━━━ Data supplied

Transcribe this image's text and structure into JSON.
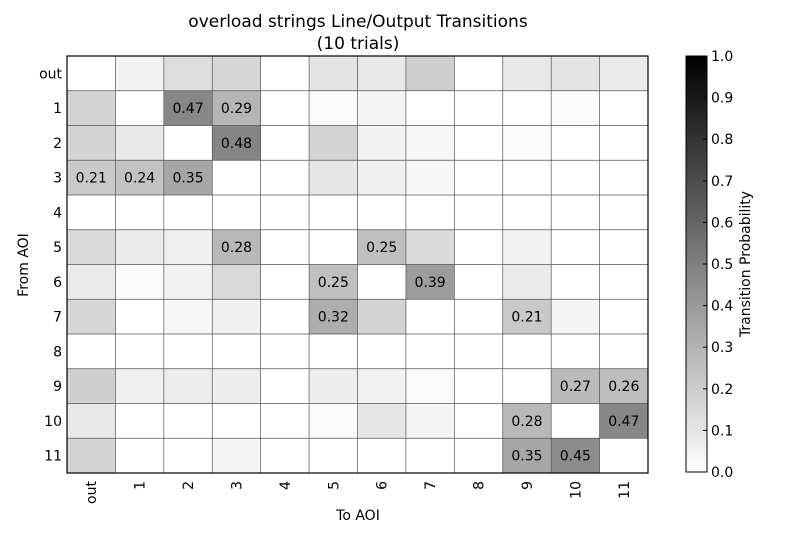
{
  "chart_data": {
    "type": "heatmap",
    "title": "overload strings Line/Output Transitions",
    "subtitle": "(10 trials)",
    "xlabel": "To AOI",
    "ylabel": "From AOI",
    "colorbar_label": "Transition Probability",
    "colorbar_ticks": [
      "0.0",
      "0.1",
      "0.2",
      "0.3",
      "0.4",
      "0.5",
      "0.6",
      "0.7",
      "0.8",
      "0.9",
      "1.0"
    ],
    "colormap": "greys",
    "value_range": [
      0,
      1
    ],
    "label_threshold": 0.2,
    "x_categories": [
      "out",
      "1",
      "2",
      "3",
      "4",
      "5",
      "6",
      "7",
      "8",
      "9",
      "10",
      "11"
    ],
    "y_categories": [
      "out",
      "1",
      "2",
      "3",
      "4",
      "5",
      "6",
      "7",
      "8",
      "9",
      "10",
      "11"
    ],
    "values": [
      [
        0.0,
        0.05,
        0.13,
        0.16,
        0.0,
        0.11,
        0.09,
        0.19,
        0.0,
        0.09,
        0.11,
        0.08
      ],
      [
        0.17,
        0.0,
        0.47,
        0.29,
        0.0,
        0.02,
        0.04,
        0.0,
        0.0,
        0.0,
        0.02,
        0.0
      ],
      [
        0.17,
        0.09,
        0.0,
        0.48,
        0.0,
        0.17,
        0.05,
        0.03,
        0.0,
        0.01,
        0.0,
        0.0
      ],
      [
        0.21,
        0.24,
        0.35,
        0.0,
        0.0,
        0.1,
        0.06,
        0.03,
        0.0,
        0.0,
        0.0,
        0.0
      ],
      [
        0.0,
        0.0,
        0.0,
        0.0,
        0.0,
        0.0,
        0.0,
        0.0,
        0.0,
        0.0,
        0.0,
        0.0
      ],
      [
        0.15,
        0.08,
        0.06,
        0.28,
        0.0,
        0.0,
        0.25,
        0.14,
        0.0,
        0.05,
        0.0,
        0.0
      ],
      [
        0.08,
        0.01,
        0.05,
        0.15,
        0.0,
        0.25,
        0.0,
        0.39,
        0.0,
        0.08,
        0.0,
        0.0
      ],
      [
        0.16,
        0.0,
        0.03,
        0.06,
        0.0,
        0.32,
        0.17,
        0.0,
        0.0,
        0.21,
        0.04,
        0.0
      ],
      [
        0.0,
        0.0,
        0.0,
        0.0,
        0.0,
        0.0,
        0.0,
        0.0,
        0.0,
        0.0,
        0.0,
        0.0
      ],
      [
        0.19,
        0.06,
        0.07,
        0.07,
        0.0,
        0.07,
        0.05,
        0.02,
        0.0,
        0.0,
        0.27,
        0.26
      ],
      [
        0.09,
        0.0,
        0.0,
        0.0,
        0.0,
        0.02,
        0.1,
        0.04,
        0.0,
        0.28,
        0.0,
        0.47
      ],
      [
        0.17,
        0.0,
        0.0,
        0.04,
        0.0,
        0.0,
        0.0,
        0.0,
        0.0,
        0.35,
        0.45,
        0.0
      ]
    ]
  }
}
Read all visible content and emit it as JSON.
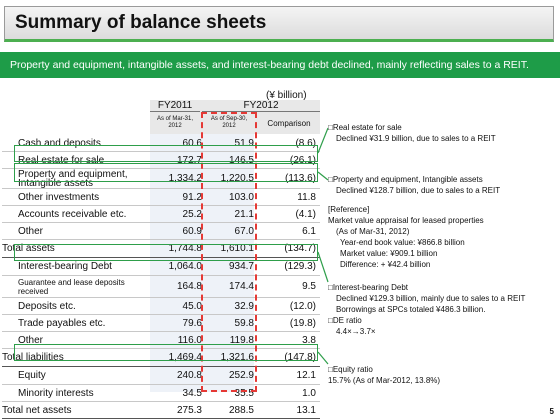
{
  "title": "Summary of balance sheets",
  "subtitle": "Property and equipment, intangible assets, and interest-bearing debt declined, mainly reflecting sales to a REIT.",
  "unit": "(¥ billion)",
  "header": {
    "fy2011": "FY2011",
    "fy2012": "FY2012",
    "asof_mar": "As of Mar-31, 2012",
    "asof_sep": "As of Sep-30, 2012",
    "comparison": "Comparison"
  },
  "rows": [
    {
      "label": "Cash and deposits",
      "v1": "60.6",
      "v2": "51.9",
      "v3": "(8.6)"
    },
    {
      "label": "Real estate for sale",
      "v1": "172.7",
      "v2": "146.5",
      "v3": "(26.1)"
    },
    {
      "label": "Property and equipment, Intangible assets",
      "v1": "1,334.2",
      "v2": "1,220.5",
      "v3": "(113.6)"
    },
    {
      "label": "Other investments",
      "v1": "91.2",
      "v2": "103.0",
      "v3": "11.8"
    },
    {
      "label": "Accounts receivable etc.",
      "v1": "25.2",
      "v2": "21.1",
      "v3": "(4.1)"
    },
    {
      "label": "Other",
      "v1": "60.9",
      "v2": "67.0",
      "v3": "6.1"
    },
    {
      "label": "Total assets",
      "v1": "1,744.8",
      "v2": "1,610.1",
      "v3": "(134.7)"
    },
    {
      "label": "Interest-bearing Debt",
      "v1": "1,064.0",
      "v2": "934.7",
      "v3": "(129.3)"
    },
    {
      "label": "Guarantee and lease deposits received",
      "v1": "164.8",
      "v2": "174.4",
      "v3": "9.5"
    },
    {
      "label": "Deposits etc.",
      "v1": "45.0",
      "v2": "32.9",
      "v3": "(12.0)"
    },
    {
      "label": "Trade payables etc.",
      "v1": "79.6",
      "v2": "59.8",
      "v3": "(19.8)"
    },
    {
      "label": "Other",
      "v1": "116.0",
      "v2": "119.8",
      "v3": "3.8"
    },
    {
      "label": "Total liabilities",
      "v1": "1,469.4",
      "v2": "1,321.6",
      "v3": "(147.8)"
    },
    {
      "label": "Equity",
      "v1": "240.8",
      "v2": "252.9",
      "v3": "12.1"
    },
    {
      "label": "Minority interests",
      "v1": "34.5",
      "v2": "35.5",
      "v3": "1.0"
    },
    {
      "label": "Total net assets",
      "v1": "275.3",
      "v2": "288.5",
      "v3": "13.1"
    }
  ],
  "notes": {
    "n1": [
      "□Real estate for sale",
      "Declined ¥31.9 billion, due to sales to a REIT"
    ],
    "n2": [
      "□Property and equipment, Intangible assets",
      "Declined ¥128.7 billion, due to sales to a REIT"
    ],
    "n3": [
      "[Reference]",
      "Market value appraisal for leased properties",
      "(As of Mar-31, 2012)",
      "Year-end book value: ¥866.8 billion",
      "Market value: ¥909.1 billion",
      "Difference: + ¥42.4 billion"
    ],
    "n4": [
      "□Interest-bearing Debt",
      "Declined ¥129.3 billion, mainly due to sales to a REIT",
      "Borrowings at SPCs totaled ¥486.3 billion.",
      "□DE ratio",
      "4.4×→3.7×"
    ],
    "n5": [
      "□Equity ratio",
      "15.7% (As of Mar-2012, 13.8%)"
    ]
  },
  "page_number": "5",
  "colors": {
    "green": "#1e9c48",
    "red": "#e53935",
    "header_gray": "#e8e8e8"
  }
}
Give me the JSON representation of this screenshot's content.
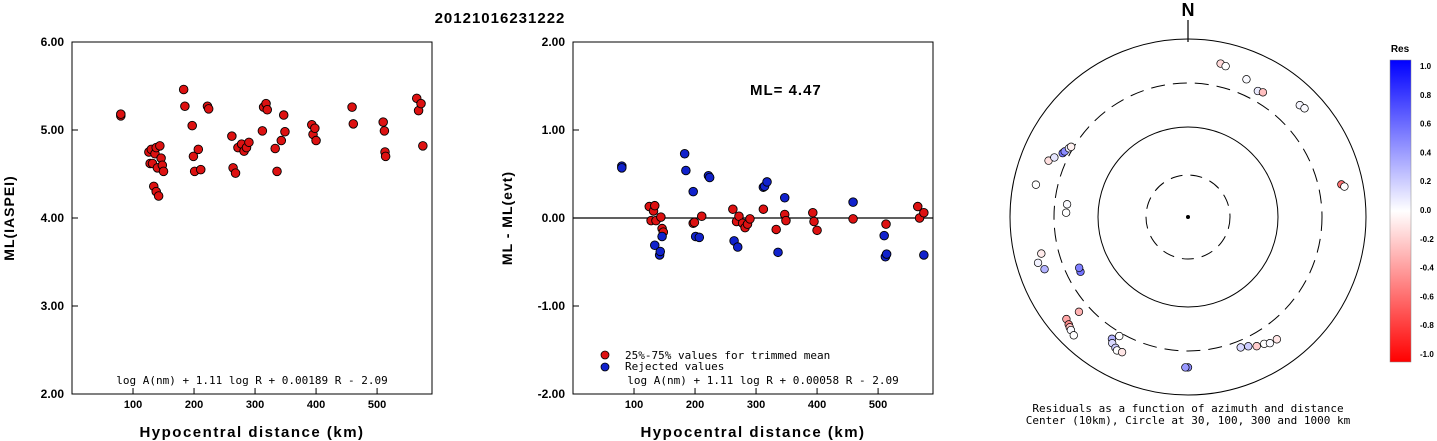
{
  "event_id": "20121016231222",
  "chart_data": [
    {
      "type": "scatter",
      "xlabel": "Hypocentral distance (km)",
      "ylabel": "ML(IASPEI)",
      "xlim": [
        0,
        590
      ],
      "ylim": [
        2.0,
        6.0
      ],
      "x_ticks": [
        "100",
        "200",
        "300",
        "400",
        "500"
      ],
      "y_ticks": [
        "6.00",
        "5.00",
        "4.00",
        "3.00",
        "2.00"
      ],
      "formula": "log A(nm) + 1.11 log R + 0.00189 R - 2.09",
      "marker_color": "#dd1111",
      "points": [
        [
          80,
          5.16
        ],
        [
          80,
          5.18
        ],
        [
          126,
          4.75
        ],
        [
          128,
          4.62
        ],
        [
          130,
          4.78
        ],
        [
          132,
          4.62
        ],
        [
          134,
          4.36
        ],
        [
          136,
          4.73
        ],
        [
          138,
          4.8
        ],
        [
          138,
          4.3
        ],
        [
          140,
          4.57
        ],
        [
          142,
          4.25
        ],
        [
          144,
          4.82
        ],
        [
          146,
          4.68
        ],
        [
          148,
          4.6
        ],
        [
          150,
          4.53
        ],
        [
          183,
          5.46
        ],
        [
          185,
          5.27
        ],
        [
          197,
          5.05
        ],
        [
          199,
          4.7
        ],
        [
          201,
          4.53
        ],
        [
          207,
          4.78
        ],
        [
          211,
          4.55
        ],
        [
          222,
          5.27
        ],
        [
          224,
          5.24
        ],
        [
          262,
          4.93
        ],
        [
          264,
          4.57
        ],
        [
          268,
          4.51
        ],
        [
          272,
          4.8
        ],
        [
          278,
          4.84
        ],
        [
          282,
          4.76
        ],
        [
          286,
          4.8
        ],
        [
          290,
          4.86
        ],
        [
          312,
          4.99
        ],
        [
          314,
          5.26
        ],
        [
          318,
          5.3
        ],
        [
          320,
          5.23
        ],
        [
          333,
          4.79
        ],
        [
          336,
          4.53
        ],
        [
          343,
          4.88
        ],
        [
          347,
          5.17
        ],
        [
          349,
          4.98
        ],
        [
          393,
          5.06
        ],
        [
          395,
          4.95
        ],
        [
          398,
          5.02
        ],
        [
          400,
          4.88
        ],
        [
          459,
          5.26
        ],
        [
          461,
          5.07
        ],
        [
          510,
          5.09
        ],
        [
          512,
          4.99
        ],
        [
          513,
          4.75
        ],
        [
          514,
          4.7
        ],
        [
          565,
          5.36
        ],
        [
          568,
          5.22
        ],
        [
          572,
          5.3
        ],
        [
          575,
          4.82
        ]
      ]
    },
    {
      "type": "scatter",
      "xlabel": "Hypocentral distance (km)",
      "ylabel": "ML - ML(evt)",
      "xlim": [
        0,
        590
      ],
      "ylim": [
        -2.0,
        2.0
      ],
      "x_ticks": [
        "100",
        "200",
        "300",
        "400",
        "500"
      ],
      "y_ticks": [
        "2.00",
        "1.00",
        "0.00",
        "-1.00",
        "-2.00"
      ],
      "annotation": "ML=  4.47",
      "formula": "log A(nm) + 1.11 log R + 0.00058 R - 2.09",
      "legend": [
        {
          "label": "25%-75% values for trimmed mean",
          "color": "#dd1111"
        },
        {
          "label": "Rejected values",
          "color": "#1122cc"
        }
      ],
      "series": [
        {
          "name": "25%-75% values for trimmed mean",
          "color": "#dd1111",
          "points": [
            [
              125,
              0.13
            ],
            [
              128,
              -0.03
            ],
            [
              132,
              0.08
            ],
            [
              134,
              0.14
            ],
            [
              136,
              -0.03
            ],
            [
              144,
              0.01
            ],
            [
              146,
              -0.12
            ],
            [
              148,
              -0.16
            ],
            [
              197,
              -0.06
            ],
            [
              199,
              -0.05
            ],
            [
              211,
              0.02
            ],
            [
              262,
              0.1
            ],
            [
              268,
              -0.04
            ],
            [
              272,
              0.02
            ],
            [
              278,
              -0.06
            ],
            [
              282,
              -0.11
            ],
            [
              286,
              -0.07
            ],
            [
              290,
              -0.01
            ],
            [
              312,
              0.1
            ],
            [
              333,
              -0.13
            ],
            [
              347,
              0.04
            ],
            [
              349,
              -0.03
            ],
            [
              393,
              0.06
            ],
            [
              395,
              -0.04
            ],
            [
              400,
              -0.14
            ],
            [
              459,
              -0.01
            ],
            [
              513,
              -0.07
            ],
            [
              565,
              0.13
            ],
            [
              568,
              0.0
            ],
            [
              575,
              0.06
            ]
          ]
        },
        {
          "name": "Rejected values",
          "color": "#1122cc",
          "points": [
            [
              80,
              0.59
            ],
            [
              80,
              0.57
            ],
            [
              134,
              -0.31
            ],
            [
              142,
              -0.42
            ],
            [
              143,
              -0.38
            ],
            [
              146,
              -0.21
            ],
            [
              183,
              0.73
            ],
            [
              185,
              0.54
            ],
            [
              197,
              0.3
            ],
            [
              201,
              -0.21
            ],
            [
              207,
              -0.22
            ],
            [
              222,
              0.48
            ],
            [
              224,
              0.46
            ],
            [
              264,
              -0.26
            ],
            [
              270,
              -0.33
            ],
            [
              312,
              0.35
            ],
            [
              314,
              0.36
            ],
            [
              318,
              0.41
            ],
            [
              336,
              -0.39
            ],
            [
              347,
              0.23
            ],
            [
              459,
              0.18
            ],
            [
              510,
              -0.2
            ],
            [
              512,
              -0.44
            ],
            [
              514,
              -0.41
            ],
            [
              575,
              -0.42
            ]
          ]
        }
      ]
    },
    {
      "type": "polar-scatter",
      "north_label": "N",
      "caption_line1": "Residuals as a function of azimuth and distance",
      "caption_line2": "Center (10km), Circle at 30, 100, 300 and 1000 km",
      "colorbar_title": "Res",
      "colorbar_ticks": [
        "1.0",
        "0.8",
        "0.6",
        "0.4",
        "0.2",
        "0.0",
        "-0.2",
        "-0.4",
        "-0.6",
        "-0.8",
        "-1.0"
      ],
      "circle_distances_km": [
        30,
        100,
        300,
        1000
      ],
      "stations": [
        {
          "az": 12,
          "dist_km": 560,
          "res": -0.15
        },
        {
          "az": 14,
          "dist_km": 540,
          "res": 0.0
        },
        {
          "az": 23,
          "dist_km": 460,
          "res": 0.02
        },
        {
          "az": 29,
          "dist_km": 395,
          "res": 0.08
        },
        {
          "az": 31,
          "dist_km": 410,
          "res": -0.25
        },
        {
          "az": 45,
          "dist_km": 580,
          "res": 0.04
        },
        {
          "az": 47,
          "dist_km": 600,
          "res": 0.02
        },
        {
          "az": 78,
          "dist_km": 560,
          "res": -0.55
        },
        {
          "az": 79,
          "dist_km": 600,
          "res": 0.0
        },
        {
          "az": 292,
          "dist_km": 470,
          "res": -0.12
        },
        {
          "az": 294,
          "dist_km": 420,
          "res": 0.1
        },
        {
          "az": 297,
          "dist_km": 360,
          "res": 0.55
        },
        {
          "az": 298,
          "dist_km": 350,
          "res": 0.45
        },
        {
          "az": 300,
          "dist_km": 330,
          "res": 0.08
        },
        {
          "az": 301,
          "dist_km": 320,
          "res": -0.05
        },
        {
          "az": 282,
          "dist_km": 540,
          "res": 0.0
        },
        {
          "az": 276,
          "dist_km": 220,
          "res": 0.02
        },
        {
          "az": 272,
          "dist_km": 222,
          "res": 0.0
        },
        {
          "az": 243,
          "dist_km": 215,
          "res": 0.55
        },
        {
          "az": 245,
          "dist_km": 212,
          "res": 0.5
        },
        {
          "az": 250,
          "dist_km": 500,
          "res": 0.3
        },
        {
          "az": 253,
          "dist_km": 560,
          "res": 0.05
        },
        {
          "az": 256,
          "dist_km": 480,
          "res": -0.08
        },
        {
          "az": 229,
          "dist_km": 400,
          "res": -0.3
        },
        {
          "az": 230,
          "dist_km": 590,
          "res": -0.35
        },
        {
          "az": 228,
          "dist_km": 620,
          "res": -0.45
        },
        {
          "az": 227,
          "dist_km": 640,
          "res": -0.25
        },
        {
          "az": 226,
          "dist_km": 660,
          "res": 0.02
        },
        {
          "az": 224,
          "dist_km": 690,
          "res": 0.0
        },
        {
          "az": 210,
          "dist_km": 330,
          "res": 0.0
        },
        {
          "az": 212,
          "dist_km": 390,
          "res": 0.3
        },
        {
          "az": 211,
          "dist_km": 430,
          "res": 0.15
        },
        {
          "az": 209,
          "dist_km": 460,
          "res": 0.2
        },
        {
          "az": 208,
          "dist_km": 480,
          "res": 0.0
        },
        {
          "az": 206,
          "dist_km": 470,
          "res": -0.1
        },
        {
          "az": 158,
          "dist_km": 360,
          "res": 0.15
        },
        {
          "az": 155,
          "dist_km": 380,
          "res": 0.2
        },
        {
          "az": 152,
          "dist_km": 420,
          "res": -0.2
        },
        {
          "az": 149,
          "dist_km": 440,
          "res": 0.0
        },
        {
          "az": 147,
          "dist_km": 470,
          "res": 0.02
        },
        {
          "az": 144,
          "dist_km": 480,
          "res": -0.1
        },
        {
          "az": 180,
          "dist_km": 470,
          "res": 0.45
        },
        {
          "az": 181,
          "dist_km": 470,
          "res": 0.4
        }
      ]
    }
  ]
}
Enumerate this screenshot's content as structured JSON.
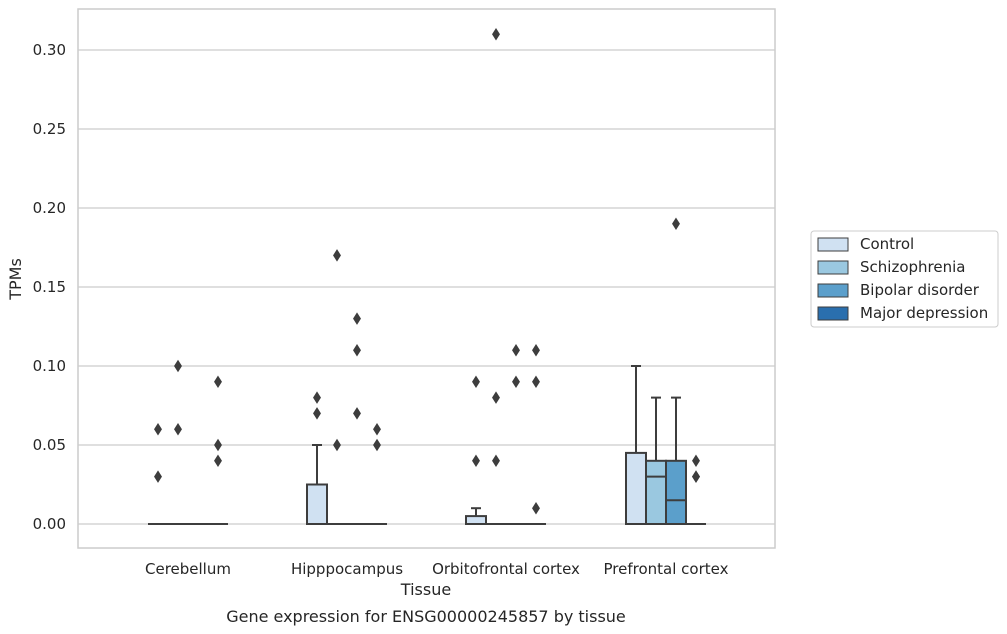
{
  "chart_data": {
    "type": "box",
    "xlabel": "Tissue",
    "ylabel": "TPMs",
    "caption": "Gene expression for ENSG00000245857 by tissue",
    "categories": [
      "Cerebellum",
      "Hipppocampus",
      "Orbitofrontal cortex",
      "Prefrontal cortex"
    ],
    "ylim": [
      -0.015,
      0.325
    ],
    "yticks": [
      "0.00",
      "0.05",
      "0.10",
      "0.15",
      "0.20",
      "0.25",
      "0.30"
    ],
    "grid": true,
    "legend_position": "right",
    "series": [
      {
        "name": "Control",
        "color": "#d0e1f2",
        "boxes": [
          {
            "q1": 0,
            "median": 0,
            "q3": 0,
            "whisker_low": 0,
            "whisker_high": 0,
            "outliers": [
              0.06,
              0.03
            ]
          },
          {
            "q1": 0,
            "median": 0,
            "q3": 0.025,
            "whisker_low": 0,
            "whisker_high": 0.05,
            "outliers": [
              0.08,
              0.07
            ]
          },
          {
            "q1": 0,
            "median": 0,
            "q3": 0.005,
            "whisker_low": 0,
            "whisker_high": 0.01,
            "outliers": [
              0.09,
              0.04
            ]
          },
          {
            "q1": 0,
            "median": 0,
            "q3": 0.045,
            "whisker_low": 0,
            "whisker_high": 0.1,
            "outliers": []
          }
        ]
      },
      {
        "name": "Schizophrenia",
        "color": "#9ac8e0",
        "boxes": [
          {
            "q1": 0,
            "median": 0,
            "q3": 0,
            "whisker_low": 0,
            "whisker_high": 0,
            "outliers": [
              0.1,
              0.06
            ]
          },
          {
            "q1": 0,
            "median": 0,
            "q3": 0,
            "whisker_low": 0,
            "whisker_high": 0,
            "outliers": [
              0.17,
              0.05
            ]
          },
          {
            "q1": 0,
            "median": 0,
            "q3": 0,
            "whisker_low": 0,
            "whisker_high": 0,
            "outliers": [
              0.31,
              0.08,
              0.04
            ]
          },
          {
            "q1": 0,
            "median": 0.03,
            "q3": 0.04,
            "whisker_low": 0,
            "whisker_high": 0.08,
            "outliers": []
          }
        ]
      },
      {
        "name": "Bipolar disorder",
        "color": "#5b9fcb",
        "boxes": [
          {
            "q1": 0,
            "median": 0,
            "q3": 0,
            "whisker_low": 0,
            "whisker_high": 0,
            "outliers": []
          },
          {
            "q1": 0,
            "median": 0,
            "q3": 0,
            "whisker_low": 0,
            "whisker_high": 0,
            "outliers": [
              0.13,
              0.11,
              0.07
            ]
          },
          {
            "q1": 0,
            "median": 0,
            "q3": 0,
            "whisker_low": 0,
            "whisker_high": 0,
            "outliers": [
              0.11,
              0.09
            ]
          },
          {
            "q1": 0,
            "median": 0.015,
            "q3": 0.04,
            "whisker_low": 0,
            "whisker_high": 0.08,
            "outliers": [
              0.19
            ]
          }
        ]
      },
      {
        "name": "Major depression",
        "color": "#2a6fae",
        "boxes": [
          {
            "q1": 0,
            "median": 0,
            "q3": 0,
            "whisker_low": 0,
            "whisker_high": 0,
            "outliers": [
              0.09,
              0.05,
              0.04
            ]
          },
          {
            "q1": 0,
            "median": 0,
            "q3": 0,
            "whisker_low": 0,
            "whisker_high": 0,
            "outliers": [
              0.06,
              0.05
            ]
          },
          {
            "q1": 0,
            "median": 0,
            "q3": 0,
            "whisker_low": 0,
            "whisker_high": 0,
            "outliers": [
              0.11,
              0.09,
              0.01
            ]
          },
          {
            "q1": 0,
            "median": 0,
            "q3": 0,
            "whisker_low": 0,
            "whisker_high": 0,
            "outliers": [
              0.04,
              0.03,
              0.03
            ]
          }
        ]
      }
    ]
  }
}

━━━━━━

Find and copy every line in the entries above where the string "bearing" occurs.

  "subtitle": "Property and equipment, intangible assets, and interest-bearing debt declined, mainly reflecting sales to a REIT.",
      "label": "Interest-bearing Debt",
      "□Interest-bearing Debt",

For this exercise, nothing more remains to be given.